== Texto
É como se Erdogan tivesse sido abençoado com um efeito “Poderoso Chefão” reverso. No filme, obra prima de Coppola, Michael Corleone diz “No instante em que você pensa que saiu, eles puxam você outra vez para dentro”. No caso do Poderoso Chefão Erdogan, no instante em que ele pensou que estivesse inapelavelmente dentro da arapuca, “Deus” – como ele admitiu – o puxou para fora. É o Sultão do Vaivém.

Leões contra Falcões

Com Erdogan firmando suas garras de ferro dentro da Turquia, garras de ferro pré-existentes – OTAN/Turquia – vão-se lentamente dissolvendo no ar. É como se o destino da base aérea Incirlik estivesse pendurado e balançando, enforcado – literalmente –, nuns poucos, selecionados fios de radar.

Há desconfiança extrema em todo o espectro na Turquia de que o Pentágono sabia do que os “rebeldes” estavam preparando. Não há quem não saiba que não cai um alfinete em Incirlik sem que os norte-americanos saibam. Membros do AKP destacam o uso da rede de comunicação da OTAN para coordenar os putschistas e assim escapar da inteligência turca. No mínimo, os putschistas podem ter acreditado que contariam com a OTAN para garantir-lhes a retaguarda. Pois nenhum “aliado na OTAN” dignou-se a alertar Erdogan sobre o golpe.

E há também a saga do avião para reabastecimento de jatos em voo, que reabasteceria os F-16s “rebeldes”. Todos os aviões de reabastecimento em voo em Incirlik são do mesmo modelo – KC-135R Stratotanker – para norte-americanos e turcos. Trabalham lado a lado, sob o mesmo comando: a 10ª Main Tanker Base, cujo comandante é o general Bekir Ercan Van, devidamente preso no domingo passado – e sete juízes já confiscaram todos os controles da torre de comunicações da base. Não por acaso, o general Bekir Ercan Van é muito próximo de Ash Carter do Pentágono.
====
== Dados de trabalho
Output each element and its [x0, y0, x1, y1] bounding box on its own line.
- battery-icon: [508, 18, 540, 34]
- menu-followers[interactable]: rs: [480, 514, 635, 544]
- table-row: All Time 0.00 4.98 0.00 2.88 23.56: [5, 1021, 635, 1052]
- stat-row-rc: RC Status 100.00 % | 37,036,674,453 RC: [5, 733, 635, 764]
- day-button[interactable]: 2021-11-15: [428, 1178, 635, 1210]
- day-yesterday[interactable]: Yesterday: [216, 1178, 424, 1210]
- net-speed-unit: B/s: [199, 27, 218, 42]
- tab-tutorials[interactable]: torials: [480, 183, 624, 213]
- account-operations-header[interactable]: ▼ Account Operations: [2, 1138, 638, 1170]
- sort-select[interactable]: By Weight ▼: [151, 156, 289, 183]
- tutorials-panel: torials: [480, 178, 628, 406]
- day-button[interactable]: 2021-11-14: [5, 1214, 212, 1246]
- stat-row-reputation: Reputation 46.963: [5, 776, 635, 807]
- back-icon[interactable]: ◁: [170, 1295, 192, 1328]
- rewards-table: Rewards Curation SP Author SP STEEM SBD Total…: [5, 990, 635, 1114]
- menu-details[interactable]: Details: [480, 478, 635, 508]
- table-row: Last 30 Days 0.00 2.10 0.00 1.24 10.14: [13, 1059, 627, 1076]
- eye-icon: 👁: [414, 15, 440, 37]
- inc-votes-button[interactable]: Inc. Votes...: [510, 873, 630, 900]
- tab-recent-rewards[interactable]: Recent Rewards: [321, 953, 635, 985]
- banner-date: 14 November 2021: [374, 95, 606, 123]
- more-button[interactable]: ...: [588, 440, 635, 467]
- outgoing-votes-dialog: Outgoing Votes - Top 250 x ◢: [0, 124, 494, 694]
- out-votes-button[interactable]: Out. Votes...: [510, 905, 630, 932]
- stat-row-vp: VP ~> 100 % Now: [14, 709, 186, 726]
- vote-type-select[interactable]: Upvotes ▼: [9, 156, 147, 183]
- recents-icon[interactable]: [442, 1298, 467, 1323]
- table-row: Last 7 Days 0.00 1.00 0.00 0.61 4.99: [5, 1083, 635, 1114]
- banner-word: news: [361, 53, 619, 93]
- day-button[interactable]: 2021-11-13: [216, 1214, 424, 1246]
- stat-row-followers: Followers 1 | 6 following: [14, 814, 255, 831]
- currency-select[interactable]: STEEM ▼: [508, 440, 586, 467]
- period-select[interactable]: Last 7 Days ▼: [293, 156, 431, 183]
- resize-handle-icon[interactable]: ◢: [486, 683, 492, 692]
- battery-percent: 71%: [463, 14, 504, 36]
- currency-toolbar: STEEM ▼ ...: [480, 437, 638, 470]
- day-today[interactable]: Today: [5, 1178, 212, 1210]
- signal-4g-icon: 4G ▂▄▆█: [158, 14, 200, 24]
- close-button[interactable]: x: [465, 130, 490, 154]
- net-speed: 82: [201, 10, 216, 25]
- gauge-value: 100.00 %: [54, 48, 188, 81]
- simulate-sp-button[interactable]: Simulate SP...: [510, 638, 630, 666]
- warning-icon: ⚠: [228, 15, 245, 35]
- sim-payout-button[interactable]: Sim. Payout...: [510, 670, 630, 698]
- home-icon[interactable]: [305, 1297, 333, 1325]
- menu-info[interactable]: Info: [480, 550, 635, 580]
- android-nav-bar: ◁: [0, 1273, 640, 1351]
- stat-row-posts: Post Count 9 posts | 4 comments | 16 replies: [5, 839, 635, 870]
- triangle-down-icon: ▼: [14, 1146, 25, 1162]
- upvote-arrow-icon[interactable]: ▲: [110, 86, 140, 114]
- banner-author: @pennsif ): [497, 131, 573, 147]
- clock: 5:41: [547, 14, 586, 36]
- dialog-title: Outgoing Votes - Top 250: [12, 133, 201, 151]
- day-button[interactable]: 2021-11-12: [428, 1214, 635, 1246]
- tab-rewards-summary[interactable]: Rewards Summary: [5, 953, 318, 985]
====
**Instrução 1**
Segundo o texto sobre o golpe na Turquia, qual é o modelo dos aviões de reabastecimento em voo em Incirlik?
**Instrução 2**
Repita sem alterações as linhas, não o texto, desde a primeira linha até a que contém "- tutorials-panel: torials: [480, 178, 628, 406]", incluindo ambas.

**Resposta 1**
KC-135R Stratotanker.

**Resposta 2**
Output each element and its [x0, y0, x1, y1] bounding box on its own line.
- battery-icon: [508, 18, 540, 34]
- menu-followers[interactable]: rs: [480, 514, 635, 544]
- table-row: All Time 0.00 4.98 0.00 2.88 23.56: [5, 1021, 635, 1052]
- stat-row-rc: RC Status 100.00 % | 37,036,674,453 RC: [5, 733, 635, 764]
- day-button[interactable]: 2021-11-15: [428, 1178, 635, 1210]
- day-yesterday[interactable]: Yesterday: [216, 1178, 424, 1210]
- net-speed-unit: B/s: [199, 27, 218, 42]
- tab-tutorials[interactable]: torials: [480, 183, 624, 213]
- account-operations-header[interactable]: ▼ Account Operations: [2, 1138, 638, 1170]
- sort-select[interactable]: By Weight ▼: [151, 156, 289, 183]
- tutorials-panel: torials: [480, 178, 628, 406]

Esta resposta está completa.